GIVEN EXERCISE:
Restate, word for word, every line of the data.

** START DATASET RECORDS **

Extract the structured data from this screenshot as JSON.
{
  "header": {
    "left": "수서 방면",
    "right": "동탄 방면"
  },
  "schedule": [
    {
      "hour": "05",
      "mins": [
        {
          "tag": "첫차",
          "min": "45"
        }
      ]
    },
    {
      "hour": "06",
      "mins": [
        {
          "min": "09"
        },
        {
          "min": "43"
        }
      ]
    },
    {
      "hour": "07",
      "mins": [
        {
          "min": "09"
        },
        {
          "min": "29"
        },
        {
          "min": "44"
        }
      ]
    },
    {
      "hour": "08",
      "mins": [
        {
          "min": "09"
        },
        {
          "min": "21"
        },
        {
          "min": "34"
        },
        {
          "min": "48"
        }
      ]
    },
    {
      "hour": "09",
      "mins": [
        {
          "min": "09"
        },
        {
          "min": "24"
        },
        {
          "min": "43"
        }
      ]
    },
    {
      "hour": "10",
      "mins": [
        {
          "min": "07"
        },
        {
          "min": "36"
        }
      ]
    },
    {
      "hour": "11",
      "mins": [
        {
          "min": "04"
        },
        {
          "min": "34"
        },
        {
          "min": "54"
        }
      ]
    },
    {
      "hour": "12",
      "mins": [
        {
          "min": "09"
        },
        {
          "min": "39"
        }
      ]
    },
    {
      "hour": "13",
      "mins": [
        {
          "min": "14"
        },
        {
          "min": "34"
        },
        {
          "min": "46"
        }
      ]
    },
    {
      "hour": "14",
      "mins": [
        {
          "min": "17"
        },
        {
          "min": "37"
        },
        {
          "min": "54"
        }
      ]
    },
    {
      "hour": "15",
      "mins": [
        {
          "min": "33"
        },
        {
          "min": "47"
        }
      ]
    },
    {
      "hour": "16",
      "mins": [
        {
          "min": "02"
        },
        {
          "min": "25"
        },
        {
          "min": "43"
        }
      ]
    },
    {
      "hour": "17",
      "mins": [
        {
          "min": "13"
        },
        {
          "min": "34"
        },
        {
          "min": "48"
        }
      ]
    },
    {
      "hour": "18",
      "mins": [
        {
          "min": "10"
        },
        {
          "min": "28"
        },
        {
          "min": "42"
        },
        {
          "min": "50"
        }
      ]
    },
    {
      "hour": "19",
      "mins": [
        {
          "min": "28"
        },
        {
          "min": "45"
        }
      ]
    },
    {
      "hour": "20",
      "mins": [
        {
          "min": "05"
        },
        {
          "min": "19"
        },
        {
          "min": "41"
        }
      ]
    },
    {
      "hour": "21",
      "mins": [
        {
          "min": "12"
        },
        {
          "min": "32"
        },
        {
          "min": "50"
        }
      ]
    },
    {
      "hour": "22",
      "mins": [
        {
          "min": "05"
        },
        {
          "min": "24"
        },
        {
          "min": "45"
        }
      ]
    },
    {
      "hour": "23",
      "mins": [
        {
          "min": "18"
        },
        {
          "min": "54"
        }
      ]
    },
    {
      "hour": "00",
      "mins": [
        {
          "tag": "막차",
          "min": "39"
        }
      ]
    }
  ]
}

** END DATASET RECORDS **

SOLUTION:
Extract the structured data from this screenshot as JSON.
{
  "header": {
    "left": "수서 방면",
    "right": "동탄 방면"
  },
  "schedule": [
    {
      "hour": "05",
      "mins": [
        {
          "tag": "첫차",
          "min": "45"
        }
      ]
    },
    {
      "hour": "06",
      "mins": [
        {
          "min": "09"
        },
        {
          "min": "43"
        }
      ]
    },
    {
      "hour": "07",
      "mins": [
        {
          "min": "09"
        },
        {
          "min": "29"
        },
        {
          "min": "44"
        }
      ]
    },
    {
      "hour": "08",
      "mins": [
        {
          "min": "09"
        },
        {
          "min": "21"
        },
        {
          "min": "34"
        },
        {
          "min": "48"
        }
      ]
    },
    {
      "hour": "09",
      "mins": [
        {
          "min": "09"
        },
        {
          "min": "24"
        },
        {
          "min": "43"
        }
      ]
    },
    {
      "hour": "10",
      "mins": [
        {
          "min": "07"
        },
        {
          "min": "36"
        }
      ]
    },
    {
      "hour": "11",
      "mins": [
        {
          "min": "04"
        },
        {
          "min": "34"
        },
        {
          "min": "54"
        }
      ]
    },
    {
      "hour": "12",
      "mins": [
        {
          "min": "09"
        },
        {
          "min": "39"
        }
      ]
    },
    {
      "hour": "13",
      "mins": [
        {
          "min": "14"
        },
        {
          "min": "34"
        },
        {
          "min": "46"
        }
      ]
    },
    {
      "hour": "14",
      "mins": [
        {
          "min": "17"
        },
        {
          "min": "37"
        },
        {
          "min": "54"
        }
      ]
    },
    {
      "hour": "15",
      "mins": [
        {
          "min": "33"
        },
        {
          "min": "47"
        }
      ]
    },
    {
      "hour": "16",
      "mins": [
        {
          "min": "02"
        },
        {
          "min": "25"
        },
        {
          "min": "43"
        }
      ]
    },
    {
      "hour": "17",
      "mins": [
        {
          "min": "13"
        },
        {
          "min": "34"
        },
        {
          "min": "48"
        }
      ]
    },
    {
      "hour": "18",
      "mins": [
        {
          "min": "10"
        },
        {
          "min": "28"
        },
        {
          "min": "42"
        },
        {
          "min": "50"
        }
      ]
    },
    {
      "hour": "19",
      "mins": [
        {
          "min": "28"
        },
        {
          "min": "45"
        }
      ]
    },
    {
      "hour": "20",
      "mins": [
        {
          "min": "05"
        },
        {
          "min": "19"
        },
        {
          "min": "41"
        }
      ]
    },
    {
      "hour": "21",
      "mins": [
        {
          "min": "12"
        },
        {
          "min": "32"
        },
        {
          "min": "50"
        }
      ]
    },
    {
      "hour": "22",
      "mins": [
        {
          "min": "05"
        },
        {
          "min": "24"
        },
        {
          "min": "45"
        }
      ]
    },
    {
      "hour": "23",
      "mins": [
        {
          "min": "18"
        },
        {
          "min": "54"
        }
      ]
    },
    {
      "hour": "00",
      "mins": [
        {
          "tag": "막차",
          "min": "39"
        }
      ]
    }
  ]
}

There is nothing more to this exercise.